◆ Source document:

····················

The distinction stands, though, even if you object to the language I'm using to describe it, and the nature of the illusion is different, if you'd prefer that wording.
 
I take the viewpoint that we need to be able to see to look, and we need to be able to hear to listen. But... drive successfully? play sports?... how many people do "successful drivers" kill and injure each year? I was lucky, I only ended up with a broken jaw and several missing teeth, and bad bruising and grazing/some scars, and on another occasion damaged cycle panniers and a bent wheel, from when "successful drivers" hit me, I know people who suffered far worse. "I didn't see them". My own sight is bad enough that I can't drive or play ball games with any chance of success. No, eyesight need not be perfect, yet will get us through the day mostly successfully with occasional or rare serious failings. Optical illusions are mostly harmless, of course. But some faults can be very serious indeed. And when it comes to hitting cyclists on the road, there's an interaction between conscious opinion and subconscious "not seeing", because when a driver doesn't see a cyclist it is because they don't expect a cyclist to be there.

····················

◆ Dataset records:

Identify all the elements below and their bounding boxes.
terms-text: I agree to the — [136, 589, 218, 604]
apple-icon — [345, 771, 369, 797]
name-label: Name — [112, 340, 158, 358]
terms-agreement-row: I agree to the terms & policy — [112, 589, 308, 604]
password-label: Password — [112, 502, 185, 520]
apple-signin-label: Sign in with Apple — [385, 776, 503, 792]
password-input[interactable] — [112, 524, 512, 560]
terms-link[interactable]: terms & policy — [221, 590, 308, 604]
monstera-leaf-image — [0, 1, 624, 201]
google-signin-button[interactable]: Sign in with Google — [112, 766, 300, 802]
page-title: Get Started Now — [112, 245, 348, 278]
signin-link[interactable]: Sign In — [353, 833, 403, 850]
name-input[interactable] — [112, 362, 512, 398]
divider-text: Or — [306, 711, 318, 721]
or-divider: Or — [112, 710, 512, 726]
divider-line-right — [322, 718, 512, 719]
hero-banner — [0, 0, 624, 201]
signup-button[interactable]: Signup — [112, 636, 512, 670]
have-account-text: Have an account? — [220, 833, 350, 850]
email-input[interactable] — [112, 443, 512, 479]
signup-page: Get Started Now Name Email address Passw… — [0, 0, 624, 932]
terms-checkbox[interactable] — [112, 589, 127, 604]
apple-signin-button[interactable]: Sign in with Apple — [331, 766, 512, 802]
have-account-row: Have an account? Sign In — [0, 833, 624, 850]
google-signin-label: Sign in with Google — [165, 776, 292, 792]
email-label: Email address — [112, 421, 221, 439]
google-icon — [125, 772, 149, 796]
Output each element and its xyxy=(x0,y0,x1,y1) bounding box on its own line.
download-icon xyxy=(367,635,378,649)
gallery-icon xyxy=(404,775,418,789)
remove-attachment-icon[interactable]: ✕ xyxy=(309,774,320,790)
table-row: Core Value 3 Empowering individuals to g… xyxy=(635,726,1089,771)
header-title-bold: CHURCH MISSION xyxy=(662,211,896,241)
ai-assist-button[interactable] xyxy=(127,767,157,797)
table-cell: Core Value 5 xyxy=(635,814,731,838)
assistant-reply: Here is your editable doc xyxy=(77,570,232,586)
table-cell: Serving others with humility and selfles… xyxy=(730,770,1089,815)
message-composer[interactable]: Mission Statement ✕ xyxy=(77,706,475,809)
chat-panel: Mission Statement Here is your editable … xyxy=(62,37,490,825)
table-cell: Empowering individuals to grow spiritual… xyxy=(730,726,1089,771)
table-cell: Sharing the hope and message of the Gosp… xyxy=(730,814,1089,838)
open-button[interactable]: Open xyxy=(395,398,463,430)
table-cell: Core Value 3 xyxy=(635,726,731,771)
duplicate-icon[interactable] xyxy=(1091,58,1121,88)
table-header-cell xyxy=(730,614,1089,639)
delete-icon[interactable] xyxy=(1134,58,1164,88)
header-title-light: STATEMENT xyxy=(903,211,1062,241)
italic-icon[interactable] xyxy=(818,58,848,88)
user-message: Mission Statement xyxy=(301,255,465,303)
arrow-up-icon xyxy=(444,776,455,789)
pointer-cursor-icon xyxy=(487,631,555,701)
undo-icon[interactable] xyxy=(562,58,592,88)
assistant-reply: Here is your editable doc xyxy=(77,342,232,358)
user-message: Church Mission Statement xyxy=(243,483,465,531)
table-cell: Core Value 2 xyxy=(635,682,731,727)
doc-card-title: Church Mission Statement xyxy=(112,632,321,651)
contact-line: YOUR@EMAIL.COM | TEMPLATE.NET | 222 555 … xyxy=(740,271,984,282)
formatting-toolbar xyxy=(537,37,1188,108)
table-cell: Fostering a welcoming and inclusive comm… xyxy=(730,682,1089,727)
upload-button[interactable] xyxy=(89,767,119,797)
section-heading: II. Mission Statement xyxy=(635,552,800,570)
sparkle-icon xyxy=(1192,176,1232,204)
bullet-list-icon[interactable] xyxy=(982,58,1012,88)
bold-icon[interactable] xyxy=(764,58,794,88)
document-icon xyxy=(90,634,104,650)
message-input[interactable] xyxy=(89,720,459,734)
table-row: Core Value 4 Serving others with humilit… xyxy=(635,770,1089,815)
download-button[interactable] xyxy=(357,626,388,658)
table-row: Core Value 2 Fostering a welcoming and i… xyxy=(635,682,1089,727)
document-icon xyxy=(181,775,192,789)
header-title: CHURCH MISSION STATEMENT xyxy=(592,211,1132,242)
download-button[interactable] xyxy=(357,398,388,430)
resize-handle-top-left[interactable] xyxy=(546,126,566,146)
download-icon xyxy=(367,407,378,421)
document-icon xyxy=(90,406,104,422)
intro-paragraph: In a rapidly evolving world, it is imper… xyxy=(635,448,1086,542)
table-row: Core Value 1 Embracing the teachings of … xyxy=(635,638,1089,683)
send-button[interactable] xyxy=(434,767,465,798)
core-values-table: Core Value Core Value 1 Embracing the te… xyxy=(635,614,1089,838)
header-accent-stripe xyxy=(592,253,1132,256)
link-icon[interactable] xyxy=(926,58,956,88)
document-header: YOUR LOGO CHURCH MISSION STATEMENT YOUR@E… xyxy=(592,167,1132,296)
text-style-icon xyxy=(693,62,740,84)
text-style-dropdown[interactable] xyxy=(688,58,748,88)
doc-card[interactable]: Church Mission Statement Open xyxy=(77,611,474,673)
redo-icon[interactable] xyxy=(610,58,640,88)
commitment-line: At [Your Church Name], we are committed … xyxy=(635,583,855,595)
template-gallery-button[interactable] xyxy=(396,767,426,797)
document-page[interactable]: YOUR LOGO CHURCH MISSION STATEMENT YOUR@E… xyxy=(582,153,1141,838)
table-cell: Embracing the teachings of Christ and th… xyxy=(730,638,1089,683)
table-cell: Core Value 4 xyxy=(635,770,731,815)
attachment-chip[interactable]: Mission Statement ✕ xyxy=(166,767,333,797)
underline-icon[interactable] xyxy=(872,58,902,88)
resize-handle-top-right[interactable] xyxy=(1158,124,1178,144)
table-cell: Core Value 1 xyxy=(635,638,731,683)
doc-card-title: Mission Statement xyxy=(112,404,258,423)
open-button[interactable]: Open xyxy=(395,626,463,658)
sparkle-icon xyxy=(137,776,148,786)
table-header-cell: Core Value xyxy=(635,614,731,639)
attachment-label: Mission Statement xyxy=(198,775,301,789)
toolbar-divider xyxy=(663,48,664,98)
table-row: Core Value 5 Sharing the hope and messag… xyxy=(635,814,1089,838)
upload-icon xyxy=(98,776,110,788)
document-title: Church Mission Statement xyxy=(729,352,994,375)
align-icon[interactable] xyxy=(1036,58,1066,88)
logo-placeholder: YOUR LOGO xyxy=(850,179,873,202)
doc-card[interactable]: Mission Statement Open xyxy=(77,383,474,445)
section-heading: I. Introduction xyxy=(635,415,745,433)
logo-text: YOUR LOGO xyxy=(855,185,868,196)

····················

◆ Objectives:
[a] In the passage on eyesight and drivers hitting cyclists, what reason does the writer give for a driver not seeing a cyclist? Answer in one to three sentences.
[b] Continue the passage on eyesight and drivers hitting cyclists, picking up after its final sentence.

◆ Responses in order:
[a] The writer says a driver fails to see a cyclist because the driver doesn't expect a cyclist to be there. This is the interaction the writer describes between conscious opinion and subconscious "not seeing."

[b]
Right. Cool. Is our visual system infallible. No. Is it generally speaking reliable? Yes. We aren’t going to be announcing anytime soon that there will be no more sports or driving cars because “ human vision just isn’t reliable enough.”

And again, since you are getting at the idea of skepticism over to what degree we are conscious of the reasons we think or perceive something, to put more of my cards on the table…

It’s really common in philosophical debates about consciousness, free wil etc., for a sceptical case to be made about the nature of consciousness. This will usually appeal to various experiments and studies that have shown how we have unconscious influences of which we are unaware. For this house split brain research shows one side of the brain confabulating about what the other part did and why. Priming studies (e.g. how different smells can subconsciously influence behaviour, the “ hungry judge effect” and more). The conclusion drawn is that this reveals the nature of our consciousness. We don’t truly have access to the reasons we do things: our subconscious is in the driver seat moved by whatever it is moved by, and our consciousness simply confabulates “ just so stories” and telling ourselves why we think do or perceived something.

And I will point out. The sceptical thesis has some massive heavy lifting to do in terms of what it actually has to account for. It’s essentially the same position as the sceptical thesis about our eyesight drawn from optical illusions, which would have to account for all of our success just as well as it would for failures.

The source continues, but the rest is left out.